WHAT THE TASK REQUIRES » Set down the records once more, please, exactly and with the pictures left out.
BEGIN DATA TO USE
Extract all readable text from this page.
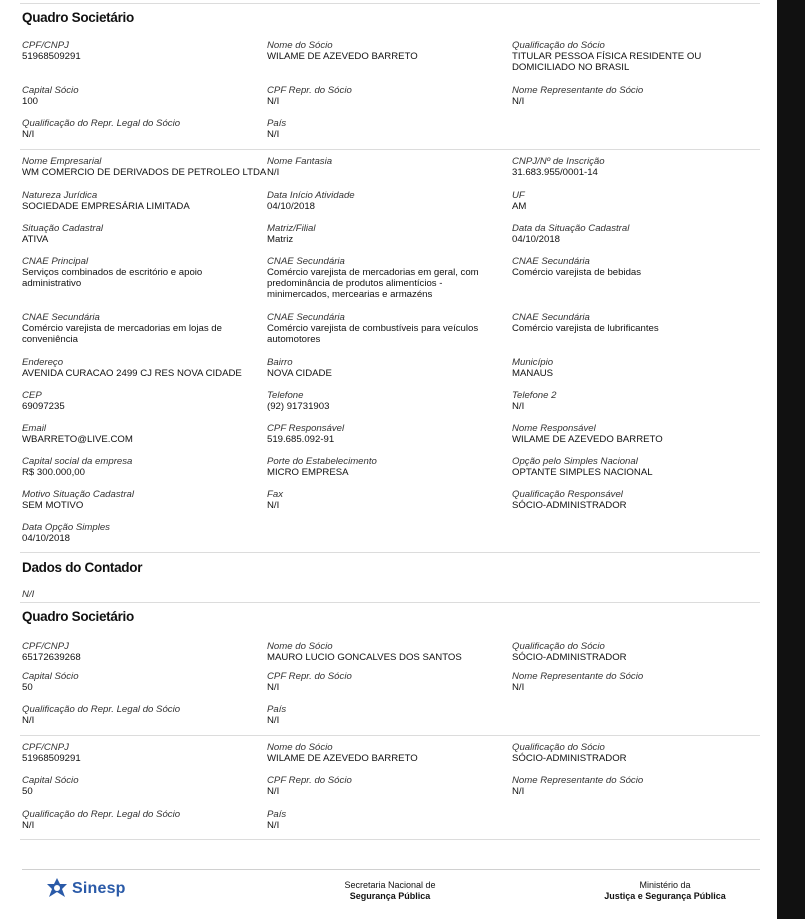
Quadro Societário
CPF/CNPJ
51968509291
Nome do Sócio
WILAME DE AZEVEDO BARRETO
Qualificação do Sócio
TITULAR PESSOA FÍSICA RESIDENTE OU DOMICILIADO NO BRASIL
Capital Sócio
100
CPF Repr. do Sócio
N/I
Nome Representante do Sócio
N/I
Qualificação do Repr. Legal do Sócio
N/I
País
N/I
Nome Empresarial
WM COMERCIO DE DERIVADOS DE PETROLEO LTDA
Nome Fantasia
N/I
CNPJ/Nº de Inscrição
31.683.955/0001-14
Natureza Jurídica
SOCIEDADE EMPRESÁRIA LIMITADA
Data Início Atividade
04/10/2018
UF
AM
Situação Cadastral
ATIVA
Matriz/Filial
Matriz
Data da Situação Cadastral
04/10/2018
CNAE Principal
Serviços combinados de escritório e apoio administrativo
CNAE Secundária
Comércio varejista de mercadorias em geral, com predominância de produtos alimentícios - minimercados, mercearias e armazéns
CNAE Secundária
Comércio varejista de bebidas
CNAE Secundária
Comércio varejista de mercadorias em lojas de conveniência
CNAE Secundária
Comércio varejista de combustíveis para veículos automotores
CNAE Secundária
Comércio varejista de lubrificantes
Endereço
AVENIDA CURACAO 2499 CJ RES NOVA CIDADE
Bairro
NOVA CIDADE
Município
MANAUS
CEP
69097235
Telefone
(92) 91731903
Telefone 2
N/I
Email
WBARRETO@LIVE.COM
CPF Responsável
519.685.092-91
Nome Responsável
WILAME DE AZEVEDO BARRETO
Capital social da empresa
R$ 300.000,00
Porte do Estabelecimento
MICRO EMPRESA
Opção pelo Simples Nacional
OPTANTE SIMPLES NACIONAL
Motivo Situação Cadastral
SEM MOTIVO
Fax
N/I
Qualificação Responsável
SÓCIO-ADMINISTRADOR
Data Opção Simples
04/10/2018
Dados do Contador
N/I
Quadro Societário
CPF/CNPJ
65172639268
Nome do Sócio
MAURO LUCIO GONCALVES DOS SANTOS
Qualificação do Sócio
SÓCIO-ADMINISTRADOR
Capital Sócio
50
CPF Repr. do Sócio
N/I
Nome Representante do Sócio
N/I
Qualificação do Repr. Legal do Sócio
N/I
País
N/I
CPF/CNPJ
51968509291
Nome do Sócio
WILAME DE AZEVEDO BARRETO
Qualificação do Sócio
SÓCIO-ADMINISTRADOR
Capital Sócio
50
CPF Repr. do Sócio
N/I
Nome Representante do Sócio
N/I
Qualificação do Repr. Legal do Sócio
N/I
País
N/I
Sinesp	Secretaria Nacional de
Segurança Pública
Ministério da
Justiça e Segurança Pública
END DATA TO USE
FULL OUTPUT »
Extract all readable text from this page.
Quadro Societário
CPF/CNPJ
51968509291
Nome do Sócio
WILAME DE AZEVEDO BARRETO
Qualificação do Sócio
TITULAR PESSOA FÍSICA RESIDENTE OU DOMICILIADO NO BRASIL
Capital Sócio
100
CPF Repr. do Sócio
N/I
Nome Representante do Sócio
N/I
Qualificação do Repr. Legal do Sócio
N/I
País
N/I
Nome Empresarial
WM COMERCIO DE DERIVADOS DE PETROLEO LTDA
Nome Fantasia
N/I
CNPJ/Nº de Inscrição
31.683.955/0001-14
Natureza Jurídica
SOCIEDADE EMPRESÁRIA LIMITADA
Data Início Atividade
04/10/2018
UF
AM
Situação Cadastral
ATIVA
Matriz/Filial
Matriz
Data da Situação Cadastral
04/10/2018
CNAE Principal
Serviços combinados de escritório e apoio administrativo
CNAE Secundária
Comércio varejista de mercadorias em geral, com predominância de produtos alimentícios - minimercados, mercearias e armazéns
CNAE Secundária
Comércio varejista de bebidas
CNAE Secundária
Comércio varejista de mercadorias em lojas de conveniência
CNAE Secundária
Comércio varejista de combustíveis para veículos automotores
CNAE Secundária
Comércio varejista de lubrificantes
Endereço
AVENIDA CURACAO 2499 CJ RES NOVA CIDADE
Bairro
NOVA CIDADE
Município
MANAUS
CEP
69097235
Telefone
(92) 91731903
Telefone 2
N/I
Email
WBARRETO@LIVE.COM
CPF Responsável
519.685.092-91
Nome Responsável
WILAME DE AZEVEDO BARRETO
Capital social da empresa
R$ 300.000,00
Porte do Estabelecimento
MICRO EMPRESA
Opção pelo Simples Nacional
OPTANTE SIMPLES NACIONAL
Motivo Situação Cadastral
SEM MOTIVO
Fax
N/I
Qualificação Responsável
SÓCIO-ADMINISTRADOR
Data Opção Simples
04/10/2018
Dados do Contador
N/I
Quadro Societário
CPF/CNPJ
65172639268
Nome do Sócio
MAURO LUCIO GONCALVES DOS SANTOS
Qualificação do Sócio
SÓCIO-ADMINISTRADOR
Capital Sócio
50
CPF Repr. do Sócio
N/I
Nome Representante do Sócio
N/I
Qualificação do Repr. Legal do Sócio
N/I
País
N/I
CPF/CNPJ
51968509291
Nome do Sócio
WILAME DE AZEVEDO BARRETO
Qualificação do Sócio
SÓCIO-ADMINISTRADOR
Capital Sócio
50
CPF Repr. do Sócio
N/I
Nome Representante do Sócio
N/I
Qualificação do Repr. Legal do Sócio
N/I
País
N/I
Sinesp	Secretaria Nacional de
Segurança Pública
Ministério da
Justiça e Segurança Pública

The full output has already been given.